Réponse de Jacques Nicolet – UDC

1. Quelle est votre vision de la place que la science informatique doit avoir dans l’école vaudoise ?

La place de la science informatique est légitime et il serait dommageable de vouloir l’ignorer. Aucune profession ne s’exerce sans l’outil informatique et comme l’un des rôles de l’école est aussi de préparer les enfants et adolescents à trouver leur place dans la société, favoriser leur entrée en formation professionnelle en les accoutumant à la maîtrise de cet environnement est une évidence.

2. Faut-il introduire un enseignement de l’informatique, une formation à la pensée computationnelle, et ce dès l’école primaire ? Comment assurer la qualité de cet enseignement alors que la plupart des enseignants ne sont eux-mêmes pas formés à cette discipline ?

SÉRIE D'EXERCICES:
a - Répondez aux questions suivantes sur l'extrait fourni.
(i) Quel sigle de parti figure à côté du nom de Jacques Nicolet dans le titre ?
(ii) D'après la réponse à la première question, de quel outil aucune profession ne peut-elle se passer ?
(iii) Dans la deuxième question, à partir de quel niveau scolaire envisage-t-on d'introduire l'enseignement de l'informatique ?
b - Recopiez à l'identique tout le passage de l'extrait fourni, depuis "Réponse de Jacques" jusqu'à "est une évidence.".

DONNÉES AFFICHÉES:
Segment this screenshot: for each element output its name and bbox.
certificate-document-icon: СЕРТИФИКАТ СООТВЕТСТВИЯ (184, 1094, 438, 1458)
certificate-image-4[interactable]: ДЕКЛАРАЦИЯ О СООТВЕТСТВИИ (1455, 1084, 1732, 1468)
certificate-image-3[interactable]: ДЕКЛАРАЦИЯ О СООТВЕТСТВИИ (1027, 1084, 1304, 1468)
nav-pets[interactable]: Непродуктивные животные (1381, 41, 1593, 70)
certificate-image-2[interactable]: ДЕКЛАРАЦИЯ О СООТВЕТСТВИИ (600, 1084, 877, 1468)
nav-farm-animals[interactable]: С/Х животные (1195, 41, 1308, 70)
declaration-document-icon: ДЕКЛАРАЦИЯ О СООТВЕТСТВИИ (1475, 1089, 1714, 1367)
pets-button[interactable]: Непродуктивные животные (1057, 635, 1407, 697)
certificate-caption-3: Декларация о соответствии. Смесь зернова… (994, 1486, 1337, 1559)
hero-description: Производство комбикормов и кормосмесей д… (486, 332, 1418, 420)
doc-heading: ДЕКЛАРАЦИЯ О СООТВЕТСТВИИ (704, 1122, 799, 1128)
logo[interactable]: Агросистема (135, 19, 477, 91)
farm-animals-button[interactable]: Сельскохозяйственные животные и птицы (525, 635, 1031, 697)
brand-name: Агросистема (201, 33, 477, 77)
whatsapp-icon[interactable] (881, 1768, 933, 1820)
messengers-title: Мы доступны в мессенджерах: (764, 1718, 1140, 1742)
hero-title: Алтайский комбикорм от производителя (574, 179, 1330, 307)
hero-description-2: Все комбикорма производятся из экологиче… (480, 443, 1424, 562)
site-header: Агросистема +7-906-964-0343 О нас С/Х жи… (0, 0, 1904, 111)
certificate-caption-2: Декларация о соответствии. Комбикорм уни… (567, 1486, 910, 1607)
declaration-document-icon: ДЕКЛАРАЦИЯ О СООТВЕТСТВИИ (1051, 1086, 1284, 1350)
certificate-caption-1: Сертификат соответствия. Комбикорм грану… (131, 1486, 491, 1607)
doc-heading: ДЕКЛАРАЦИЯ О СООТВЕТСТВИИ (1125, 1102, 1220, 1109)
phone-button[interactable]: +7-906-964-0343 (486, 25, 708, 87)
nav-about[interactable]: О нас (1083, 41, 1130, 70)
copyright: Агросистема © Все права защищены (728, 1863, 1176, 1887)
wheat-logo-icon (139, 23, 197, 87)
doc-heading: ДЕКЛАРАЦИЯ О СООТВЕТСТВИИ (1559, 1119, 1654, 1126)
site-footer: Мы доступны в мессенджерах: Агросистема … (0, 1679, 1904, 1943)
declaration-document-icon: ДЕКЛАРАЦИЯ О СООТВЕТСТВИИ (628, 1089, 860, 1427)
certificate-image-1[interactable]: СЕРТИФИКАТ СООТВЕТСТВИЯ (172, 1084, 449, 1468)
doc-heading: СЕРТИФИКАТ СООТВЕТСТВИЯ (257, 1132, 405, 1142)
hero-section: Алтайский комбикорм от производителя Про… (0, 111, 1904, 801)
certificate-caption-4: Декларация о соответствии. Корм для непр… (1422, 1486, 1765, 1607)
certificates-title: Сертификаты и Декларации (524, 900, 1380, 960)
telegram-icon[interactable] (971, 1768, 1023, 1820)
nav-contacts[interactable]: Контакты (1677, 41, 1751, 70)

EXERCICES CORRIGÉS:
a -
(i) UDC
(ii) L'outil informatique
(iii) Dès l'école primaire

b -
Réponse de Jacques Nicolet – UDC

1. Quelle est votre vision de la place que la science informatique doit avoir dans l’école vaudoise ?

La place de la science informatique est légitime et il serait dommageable de vouloir l’ignorer. Aucune profession ne s’exerce sans l’outil informatique et comme l’un des rôles de l’école est aussi de préparer les enfants et adolescents à trouver leur place dans la société, favoriser leur entrée en formation professionnelle en les accoutumant à la maîtrise de cet environnement est une évidence.